* STATED PROBLEM *
Among the lines below, list those containing the string "JSON".

--------------------

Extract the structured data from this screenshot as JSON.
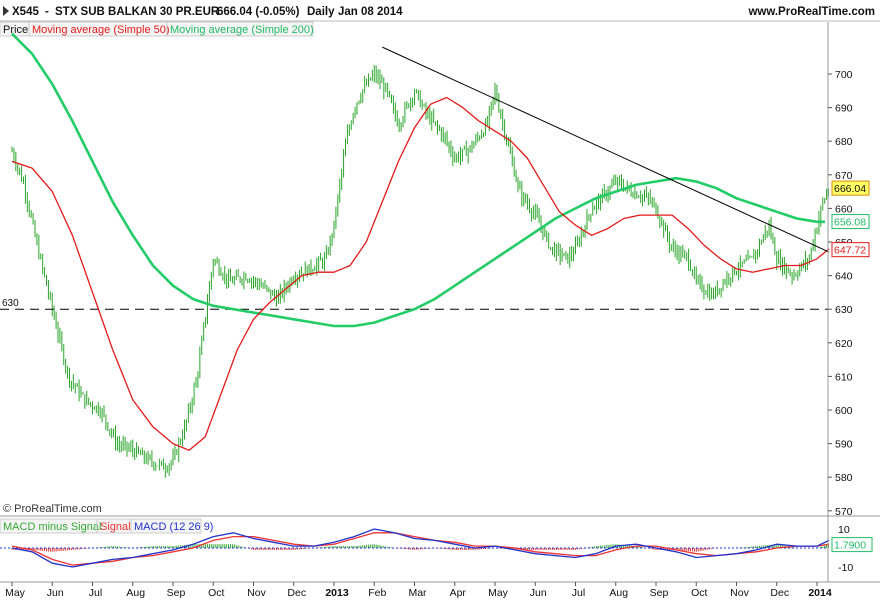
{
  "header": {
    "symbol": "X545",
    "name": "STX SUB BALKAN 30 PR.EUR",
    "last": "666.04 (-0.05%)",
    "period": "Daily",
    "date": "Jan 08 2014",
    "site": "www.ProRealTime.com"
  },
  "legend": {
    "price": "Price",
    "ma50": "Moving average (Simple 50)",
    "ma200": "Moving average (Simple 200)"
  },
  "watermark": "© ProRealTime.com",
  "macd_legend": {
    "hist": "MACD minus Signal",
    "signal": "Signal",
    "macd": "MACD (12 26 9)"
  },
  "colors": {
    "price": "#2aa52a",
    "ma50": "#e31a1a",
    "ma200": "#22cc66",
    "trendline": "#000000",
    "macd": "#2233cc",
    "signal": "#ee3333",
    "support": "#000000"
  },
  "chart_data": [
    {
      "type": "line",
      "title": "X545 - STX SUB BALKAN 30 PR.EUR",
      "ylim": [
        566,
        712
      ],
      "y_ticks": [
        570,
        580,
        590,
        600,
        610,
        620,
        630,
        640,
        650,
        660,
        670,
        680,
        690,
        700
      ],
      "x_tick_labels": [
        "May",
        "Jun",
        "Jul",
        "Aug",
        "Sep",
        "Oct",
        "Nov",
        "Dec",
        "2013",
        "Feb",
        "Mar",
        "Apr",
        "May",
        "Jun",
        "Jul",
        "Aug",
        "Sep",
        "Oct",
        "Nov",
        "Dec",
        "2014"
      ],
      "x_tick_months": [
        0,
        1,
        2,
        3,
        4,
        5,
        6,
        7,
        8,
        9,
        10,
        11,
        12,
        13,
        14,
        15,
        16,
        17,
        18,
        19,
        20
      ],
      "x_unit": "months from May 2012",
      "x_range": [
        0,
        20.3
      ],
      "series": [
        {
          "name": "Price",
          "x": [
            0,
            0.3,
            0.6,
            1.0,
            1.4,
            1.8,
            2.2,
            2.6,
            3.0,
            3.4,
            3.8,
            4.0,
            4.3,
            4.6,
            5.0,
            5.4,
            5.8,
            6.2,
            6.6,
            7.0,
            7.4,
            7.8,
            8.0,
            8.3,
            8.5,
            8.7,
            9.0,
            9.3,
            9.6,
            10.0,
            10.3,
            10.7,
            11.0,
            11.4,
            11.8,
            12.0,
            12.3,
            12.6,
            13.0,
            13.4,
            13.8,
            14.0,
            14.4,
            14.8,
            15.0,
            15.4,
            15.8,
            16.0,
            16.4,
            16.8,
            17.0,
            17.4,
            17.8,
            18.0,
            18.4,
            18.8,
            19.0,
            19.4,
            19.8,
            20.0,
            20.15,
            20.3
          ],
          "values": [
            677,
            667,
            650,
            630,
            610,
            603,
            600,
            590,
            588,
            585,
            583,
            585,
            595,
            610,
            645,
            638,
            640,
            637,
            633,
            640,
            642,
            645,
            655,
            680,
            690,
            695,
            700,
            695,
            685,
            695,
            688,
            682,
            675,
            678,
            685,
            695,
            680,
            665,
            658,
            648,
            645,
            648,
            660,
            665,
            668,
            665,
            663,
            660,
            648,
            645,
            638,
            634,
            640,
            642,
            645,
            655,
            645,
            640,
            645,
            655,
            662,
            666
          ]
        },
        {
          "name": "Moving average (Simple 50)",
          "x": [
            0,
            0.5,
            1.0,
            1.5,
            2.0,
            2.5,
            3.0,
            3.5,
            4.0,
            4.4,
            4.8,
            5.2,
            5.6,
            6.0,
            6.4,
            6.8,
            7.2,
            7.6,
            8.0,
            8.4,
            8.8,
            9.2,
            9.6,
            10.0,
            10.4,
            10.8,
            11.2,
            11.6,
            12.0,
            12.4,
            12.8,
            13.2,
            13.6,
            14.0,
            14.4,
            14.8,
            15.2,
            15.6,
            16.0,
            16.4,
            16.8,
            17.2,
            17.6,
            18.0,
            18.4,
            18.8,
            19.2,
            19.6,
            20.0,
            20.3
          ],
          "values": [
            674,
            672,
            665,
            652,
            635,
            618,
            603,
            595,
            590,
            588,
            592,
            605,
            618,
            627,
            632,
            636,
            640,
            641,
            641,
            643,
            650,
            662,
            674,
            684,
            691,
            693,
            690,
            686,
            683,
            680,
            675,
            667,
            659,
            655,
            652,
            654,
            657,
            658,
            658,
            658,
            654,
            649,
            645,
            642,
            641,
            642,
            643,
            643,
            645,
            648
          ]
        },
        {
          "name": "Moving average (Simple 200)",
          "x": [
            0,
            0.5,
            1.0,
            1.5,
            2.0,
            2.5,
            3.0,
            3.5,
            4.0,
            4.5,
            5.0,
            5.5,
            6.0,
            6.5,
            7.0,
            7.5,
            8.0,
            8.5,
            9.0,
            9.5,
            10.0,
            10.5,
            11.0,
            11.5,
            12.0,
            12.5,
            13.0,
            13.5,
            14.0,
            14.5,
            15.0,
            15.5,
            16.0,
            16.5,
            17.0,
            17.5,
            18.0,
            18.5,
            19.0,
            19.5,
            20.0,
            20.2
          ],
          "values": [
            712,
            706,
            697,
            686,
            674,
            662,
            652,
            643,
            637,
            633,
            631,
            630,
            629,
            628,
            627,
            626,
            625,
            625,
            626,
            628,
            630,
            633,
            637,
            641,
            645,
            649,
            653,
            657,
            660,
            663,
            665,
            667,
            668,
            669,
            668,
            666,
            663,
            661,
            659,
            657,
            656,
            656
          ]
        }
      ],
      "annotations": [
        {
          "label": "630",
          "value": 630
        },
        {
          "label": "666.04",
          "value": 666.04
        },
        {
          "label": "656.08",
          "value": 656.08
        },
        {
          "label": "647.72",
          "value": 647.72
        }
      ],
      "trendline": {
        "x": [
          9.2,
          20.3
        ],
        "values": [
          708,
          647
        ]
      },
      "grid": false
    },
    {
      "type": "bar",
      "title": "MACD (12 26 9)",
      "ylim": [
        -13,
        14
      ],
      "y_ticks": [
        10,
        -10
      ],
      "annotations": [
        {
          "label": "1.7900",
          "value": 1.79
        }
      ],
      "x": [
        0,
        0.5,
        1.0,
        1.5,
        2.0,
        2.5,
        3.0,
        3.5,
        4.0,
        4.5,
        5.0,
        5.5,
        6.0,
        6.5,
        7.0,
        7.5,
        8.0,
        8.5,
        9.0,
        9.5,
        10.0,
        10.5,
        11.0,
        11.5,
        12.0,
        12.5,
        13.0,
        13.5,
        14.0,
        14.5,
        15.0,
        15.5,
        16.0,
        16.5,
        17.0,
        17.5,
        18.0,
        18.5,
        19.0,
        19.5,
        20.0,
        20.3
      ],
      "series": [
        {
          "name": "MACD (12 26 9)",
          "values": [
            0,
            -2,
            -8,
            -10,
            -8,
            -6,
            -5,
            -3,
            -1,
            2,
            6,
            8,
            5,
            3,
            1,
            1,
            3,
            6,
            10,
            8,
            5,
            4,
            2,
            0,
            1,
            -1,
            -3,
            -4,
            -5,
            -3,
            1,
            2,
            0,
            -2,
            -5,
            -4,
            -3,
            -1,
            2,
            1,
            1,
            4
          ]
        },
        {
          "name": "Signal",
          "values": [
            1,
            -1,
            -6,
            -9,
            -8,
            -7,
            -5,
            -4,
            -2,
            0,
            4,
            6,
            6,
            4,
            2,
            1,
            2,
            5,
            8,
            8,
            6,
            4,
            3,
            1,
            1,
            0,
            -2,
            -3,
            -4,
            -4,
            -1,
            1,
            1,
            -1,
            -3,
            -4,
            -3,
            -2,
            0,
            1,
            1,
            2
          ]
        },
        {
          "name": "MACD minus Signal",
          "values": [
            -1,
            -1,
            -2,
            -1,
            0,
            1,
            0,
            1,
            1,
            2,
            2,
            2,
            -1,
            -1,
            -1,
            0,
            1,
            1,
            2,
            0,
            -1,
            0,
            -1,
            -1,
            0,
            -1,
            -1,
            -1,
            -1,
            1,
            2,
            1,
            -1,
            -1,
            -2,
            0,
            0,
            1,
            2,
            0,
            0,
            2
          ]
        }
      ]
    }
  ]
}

--------------------

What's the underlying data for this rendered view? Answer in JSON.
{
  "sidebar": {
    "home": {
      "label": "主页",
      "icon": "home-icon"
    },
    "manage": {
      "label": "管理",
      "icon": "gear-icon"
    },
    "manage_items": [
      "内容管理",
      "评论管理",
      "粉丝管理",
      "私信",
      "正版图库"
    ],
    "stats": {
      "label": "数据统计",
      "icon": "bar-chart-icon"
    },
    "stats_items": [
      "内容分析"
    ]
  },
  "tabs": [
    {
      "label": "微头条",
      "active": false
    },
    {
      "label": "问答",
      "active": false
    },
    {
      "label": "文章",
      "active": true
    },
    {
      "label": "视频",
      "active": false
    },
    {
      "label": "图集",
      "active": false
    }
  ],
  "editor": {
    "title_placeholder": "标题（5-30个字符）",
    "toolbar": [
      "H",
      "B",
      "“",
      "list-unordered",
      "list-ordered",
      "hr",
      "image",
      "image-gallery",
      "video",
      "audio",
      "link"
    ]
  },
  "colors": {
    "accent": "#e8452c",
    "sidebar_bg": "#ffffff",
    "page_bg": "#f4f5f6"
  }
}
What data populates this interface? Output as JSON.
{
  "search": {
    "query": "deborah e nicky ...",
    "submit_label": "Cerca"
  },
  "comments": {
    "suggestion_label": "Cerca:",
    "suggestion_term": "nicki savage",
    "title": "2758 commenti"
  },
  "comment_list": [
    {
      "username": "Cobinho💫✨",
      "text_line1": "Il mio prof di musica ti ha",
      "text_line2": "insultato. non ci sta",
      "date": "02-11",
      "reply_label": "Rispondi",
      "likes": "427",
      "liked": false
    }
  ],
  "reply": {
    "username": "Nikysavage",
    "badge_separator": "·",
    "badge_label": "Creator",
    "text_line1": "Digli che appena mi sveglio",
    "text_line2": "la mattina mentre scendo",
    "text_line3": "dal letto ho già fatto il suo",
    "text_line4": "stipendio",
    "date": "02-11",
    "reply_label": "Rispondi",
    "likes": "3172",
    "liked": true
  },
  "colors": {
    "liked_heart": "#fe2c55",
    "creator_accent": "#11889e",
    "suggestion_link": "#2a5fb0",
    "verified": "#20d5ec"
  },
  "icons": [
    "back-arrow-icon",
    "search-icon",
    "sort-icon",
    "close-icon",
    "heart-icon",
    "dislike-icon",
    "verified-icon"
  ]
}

--------------------

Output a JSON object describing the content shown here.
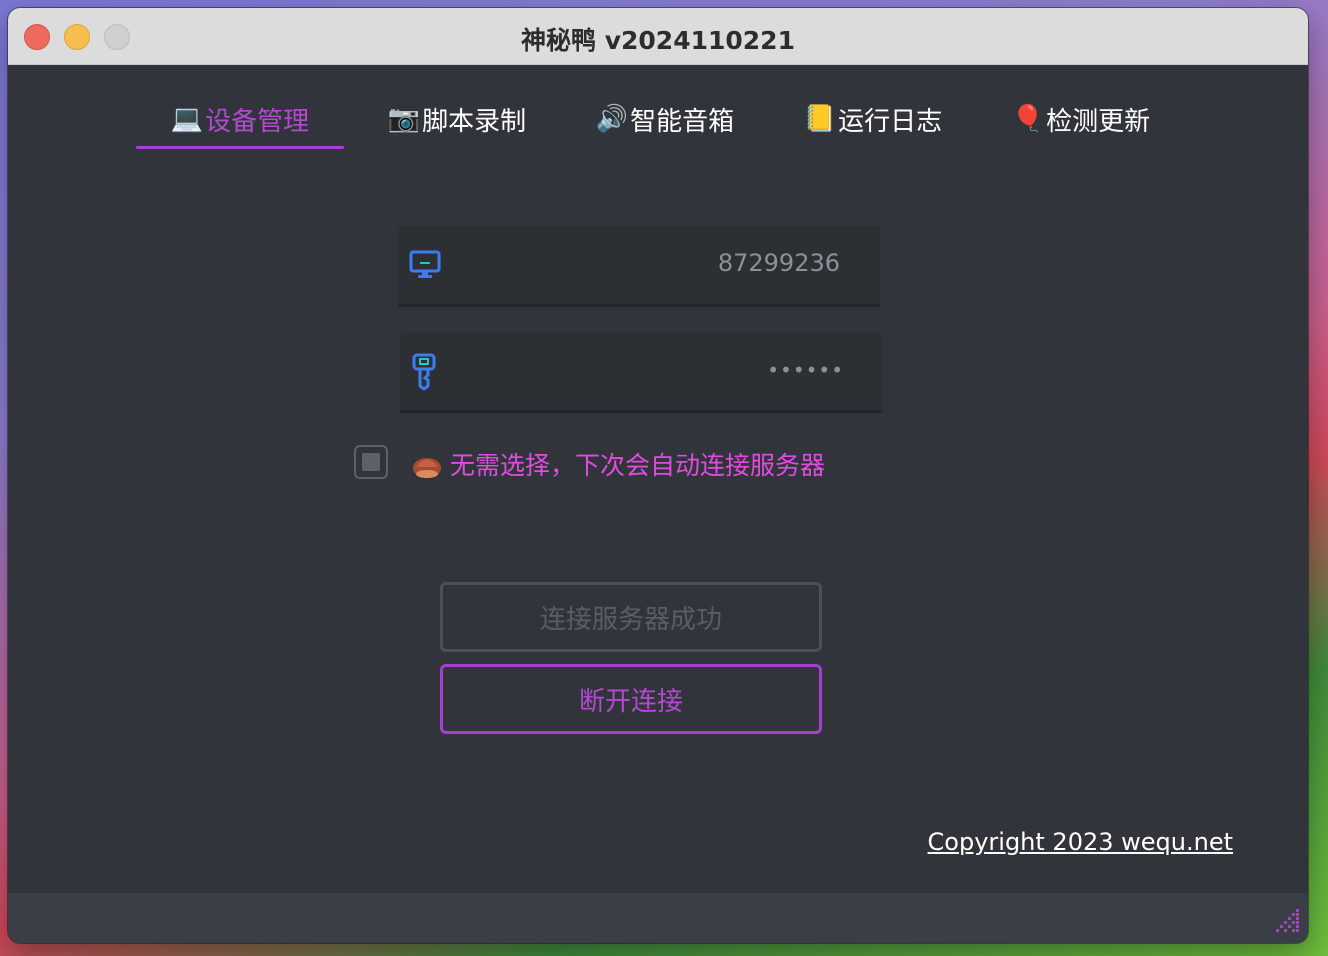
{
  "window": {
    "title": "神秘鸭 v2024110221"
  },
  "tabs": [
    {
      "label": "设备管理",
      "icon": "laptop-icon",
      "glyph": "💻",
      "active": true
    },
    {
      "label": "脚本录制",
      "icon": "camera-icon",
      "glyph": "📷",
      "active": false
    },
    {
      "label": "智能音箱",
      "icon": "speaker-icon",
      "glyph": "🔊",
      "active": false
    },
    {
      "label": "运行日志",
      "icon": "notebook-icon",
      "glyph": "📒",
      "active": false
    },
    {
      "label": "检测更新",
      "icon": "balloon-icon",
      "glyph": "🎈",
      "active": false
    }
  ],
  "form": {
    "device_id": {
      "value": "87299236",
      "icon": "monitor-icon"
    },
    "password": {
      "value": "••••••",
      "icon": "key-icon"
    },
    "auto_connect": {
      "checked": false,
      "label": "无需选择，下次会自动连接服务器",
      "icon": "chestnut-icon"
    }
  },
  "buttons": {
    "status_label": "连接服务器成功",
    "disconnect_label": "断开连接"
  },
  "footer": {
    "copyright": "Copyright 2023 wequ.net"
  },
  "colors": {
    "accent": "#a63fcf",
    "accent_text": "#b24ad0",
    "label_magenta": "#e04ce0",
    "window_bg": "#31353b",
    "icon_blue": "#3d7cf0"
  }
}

--------------------

* EXPECTED ANSWER *
Extract the structured data from this screenshot as JSON.
What's the underlying data for this rendered view? Answer in JSON.
What data populates this interface? Output as JSON.
Output a JSON object describing the content shown here.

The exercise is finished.